SHORT EXERCISE » The lines to extract begin at the one containing "Read out every word on this page." and run to the end of the listing; set them down exactly and alone.

** Start ENTRIES SHOWN **

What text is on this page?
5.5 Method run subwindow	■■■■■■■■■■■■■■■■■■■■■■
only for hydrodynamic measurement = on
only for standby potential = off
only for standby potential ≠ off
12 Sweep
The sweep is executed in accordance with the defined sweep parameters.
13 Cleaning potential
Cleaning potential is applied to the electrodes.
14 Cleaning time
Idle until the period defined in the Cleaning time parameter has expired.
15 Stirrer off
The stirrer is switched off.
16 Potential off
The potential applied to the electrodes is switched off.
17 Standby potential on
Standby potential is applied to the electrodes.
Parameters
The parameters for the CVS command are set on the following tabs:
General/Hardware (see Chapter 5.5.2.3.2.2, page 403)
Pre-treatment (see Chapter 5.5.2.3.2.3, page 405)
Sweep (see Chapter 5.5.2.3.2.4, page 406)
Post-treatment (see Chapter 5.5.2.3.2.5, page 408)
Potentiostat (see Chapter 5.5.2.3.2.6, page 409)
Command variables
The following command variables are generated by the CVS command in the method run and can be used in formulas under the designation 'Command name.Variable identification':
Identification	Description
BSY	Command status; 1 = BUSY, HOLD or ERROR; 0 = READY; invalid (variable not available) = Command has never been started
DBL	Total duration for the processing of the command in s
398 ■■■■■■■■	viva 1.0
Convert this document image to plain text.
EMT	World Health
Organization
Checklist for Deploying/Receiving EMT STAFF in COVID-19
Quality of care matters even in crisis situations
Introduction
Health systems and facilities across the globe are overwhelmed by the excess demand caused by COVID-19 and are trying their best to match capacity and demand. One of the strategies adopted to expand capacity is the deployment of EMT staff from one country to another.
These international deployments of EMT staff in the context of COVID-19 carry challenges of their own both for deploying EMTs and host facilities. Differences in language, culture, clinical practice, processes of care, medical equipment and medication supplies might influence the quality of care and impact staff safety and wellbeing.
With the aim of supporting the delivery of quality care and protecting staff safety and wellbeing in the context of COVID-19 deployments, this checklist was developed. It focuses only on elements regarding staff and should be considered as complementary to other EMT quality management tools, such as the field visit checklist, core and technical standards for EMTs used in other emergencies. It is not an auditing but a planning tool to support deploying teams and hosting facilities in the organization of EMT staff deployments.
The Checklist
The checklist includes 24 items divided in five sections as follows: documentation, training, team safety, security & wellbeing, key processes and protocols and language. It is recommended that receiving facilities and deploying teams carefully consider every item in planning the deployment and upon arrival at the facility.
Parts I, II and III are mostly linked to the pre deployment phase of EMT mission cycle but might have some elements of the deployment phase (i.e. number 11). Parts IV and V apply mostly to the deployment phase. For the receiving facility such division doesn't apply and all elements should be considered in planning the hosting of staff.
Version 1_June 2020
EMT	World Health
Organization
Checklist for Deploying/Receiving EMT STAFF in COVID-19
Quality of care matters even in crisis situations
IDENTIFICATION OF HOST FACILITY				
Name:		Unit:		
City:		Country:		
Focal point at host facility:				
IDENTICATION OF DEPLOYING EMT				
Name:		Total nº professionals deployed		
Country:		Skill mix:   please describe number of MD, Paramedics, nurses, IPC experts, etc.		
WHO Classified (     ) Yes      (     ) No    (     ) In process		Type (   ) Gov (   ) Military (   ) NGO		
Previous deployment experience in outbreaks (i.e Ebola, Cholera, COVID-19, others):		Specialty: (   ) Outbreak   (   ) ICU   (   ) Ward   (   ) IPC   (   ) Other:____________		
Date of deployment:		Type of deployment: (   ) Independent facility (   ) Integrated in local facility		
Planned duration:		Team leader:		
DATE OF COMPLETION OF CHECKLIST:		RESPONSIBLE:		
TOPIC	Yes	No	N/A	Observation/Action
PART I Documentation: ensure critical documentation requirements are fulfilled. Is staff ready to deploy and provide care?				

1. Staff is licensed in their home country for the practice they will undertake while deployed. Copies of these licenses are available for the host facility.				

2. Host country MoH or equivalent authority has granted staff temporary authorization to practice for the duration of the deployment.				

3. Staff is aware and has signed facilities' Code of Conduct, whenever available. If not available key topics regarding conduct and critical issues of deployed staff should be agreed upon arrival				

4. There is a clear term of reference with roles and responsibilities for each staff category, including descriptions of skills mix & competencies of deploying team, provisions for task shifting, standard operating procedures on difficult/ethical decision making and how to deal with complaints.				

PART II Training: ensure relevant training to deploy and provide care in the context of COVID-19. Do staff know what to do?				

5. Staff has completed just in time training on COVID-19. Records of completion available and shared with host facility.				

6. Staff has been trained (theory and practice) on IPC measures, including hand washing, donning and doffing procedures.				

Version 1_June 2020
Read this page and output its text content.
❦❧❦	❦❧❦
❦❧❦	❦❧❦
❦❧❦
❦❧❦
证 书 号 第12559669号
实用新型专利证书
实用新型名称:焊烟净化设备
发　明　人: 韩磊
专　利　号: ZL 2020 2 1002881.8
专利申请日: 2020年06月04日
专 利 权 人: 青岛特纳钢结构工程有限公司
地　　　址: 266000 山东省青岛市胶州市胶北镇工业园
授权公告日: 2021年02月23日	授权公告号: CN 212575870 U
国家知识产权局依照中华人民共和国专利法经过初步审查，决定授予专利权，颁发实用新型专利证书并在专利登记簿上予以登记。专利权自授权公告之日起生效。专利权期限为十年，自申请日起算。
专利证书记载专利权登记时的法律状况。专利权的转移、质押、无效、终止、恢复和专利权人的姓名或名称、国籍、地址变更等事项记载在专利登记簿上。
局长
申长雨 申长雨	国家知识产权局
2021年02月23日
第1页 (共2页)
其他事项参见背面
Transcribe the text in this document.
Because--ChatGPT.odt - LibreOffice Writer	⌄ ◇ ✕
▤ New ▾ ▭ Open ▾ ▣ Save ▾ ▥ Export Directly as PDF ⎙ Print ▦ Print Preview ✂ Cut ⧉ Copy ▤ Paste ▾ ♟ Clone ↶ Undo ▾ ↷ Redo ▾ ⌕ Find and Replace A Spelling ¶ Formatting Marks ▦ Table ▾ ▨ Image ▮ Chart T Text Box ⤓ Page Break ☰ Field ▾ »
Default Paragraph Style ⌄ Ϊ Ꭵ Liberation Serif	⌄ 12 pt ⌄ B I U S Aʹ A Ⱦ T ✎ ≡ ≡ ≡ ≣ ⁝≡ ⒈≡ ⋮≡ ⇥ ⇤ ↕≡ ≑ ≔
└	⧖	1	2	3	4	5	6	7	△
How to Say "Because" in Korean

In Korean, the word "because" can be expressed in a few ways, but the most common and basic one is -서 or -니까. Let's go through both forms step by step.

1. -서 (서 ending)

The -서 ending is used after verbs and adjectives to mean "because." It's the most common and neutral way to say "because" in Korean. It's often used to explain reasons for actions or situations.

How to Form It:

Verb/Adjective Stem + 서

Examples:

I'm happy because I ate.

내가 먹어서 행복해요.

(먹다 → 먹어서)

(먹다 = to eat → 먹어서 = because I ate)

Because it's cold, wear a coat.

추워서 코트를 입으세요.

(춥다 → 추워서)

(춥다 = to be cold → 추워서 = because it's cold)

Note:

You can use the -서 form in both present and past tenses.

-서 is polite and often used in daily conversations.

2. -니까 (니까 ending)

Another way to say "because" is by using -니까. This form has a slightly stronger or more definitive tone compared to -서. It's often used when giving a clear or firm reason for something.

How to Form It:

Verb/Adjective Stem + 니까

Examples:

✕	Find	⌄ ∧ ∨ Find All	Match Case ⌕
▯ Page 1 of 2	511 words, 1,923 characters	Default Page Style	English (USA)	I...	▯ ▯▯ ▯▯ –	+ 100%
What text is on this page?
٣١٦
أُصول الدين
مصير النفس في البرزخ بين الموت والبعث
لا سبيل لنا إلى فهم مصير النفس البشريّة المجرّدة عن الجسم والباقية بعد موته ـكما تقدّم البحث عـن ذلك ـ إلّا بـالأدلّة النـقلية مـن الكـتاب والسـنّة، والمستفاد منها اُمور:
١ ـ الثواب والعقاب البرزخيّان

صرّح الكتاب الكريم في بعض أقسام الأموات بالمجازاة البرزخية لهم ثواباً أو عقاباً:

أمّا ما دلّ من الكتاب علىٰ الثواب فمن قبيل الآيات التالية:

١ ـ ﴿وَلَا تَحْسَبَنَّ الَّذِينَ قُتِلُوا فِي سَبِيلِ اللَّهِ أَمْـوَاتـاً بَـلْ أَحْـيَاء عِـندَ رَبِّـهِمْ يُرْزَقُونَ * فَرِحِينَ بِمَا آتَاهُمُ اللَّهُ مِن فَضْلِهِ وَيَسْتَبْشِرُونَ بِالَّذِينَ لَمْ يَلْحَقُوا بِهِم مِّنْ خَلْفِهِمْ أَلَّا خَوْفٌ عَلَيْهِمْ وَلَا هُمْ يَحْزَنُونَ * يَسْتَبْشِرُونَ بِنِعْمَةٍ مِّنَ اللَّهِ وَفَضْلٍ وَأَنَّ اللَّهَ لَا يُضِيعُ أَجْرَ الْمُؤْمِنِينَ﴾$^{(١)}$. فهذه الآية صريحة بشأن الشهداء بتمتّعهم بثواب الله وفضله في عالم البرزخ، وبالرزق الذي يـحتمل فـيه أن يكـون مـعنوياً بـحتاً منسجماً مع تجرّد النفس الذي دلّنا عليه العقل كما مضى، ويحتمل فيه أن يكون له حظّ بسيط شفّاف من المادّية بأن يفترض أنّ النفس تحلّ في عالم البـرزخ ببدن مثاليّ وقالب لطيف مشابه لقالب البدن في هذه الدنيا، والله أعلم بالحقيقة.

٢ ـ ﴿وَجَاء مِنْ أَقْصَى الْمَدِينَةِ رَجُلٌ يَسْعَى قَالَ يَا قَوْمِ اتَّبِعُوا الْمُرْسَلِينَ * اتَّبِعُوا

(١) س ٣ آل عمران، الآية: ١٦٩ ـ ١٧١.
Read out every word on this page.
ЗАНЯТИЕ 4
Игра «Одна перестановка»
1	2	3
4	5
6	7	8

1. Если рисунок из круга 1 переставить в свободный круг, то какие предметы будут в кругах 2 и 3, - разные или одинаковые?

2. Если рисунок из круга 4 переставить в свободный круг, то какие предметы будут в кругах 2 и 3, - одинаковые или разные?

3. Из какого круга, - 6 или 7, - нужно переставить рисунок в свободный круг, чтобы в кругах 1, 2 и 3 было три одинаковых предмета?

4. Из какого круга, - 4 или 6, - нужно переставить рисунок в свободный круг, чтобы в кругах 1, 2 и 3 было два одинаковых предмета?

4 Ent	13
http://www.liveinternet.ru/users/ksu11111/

** End ENTRIES SHOWN **

EXERCISE OUTPUT »
Read out every word on this page.
ЗАНЯТИЕ 4
Игра «Одна перестановка»
1	2	3
4	5
6	7	8

1. Если рисунок из круга 1 переставить в свободный круг, то какие предметы будут в кругах 2 и 3, - разные или одинаковые?

2. Если рисунок из круга 4 переставить в свободный круг, то какие предметы будут в кругах 2 и 3, - одинаковые или разные?

3. Из какого круга, - 6 или 7, - нужно переставить рисунок в свободный круг, чтобы в кругах 1, 2 и 3 было три одинаковых предмета?

4. Из какого круга, - 4 или 6, - нужно переставить рисунок в свободный круг, чтобы в кругах 1, 2 и 3 было два одинаковых предмета?

4 Ent	13
http://www.liveinternet.ru/users/ksu11111/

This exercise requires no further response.